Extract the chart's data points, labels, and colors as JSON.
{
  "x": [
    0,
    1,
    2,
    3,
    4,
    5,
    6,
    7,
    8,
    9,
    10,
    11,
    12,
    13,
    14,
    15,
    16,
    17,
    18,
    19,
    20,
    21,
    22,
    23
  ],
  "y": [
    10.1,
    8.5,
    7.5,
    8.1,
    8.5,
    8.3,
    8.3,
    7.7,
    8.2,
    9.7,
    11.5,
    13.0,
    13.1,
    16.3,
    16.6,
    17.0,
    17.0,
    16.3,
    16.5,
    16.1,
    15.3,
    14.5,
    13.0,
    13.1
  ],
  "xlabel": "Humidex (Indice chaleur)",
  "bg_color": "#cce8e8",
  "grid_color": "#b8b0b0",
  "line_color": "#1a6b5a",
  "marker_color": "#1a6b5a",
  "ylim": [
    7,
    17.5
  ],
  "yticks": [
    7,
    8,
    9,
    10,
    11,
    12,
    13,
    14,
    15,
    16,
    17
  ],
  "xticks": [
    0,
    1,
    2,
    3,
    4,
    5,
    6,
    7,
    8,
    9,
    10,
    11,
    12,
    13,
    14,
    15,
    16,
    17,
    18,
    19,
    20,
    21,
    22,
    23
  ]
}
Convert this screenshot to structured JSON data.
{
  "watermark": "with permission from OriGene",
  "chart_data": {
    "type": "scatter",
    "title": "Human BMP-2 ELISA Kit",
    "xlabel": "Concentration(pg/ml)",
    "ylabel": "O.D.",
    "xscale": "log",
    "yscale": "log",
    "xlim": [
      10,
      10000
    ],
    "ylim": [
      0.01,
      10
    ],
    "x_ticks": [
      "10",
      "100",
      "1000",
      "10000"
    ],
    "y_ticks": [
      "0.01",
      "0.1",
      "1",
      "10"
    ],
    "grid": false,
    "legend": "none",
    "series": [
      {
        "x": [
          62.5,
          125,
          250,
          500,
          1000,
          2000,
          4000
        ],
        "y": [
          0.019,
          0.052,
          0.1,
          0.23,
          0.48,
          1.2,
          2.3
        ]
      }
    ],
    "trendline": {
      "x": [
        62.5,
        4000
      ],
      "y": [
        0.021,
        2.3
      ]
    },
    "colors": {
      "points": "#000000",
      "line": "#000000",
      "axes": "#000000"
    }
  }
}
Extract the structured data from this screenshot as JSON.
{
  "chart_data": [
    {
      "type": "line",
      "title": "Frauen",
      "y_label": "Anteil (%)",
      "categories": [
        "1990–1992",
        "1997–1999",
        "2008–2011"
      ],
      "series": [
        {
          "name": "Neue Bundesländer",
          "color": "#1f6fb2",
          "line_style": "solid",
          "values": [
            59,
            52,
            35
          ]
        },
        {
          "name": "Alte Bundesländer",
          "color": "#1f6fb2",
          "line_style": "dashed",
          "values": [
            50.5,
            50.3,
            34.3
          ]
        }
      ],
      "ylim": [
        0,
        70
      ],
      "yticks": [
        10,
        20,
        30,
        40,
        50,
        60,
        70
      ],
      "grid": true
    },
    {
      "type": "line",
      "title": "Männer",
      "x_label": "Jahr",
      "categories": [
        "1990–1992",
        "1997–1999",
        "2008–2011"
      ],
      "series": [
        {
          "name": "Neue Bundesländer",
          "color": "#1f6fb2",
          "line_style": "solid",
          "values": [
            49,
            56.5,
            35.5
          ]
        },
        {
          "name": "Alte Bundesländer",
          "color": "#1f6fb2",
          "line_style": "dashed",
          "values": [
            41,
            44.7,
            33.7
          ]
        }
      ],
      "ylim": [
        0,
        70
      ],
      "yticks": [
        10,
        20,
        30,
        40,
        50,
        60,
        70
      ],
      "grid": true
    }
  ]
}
━━━
▸ SET TASK
Locate the lines above that contain "this" and copy them.

▸ SOLUTION TO THE PROBLEM
Convert this screenshot to structured JSON data.
Extract the structured data from this screenshot as JSON.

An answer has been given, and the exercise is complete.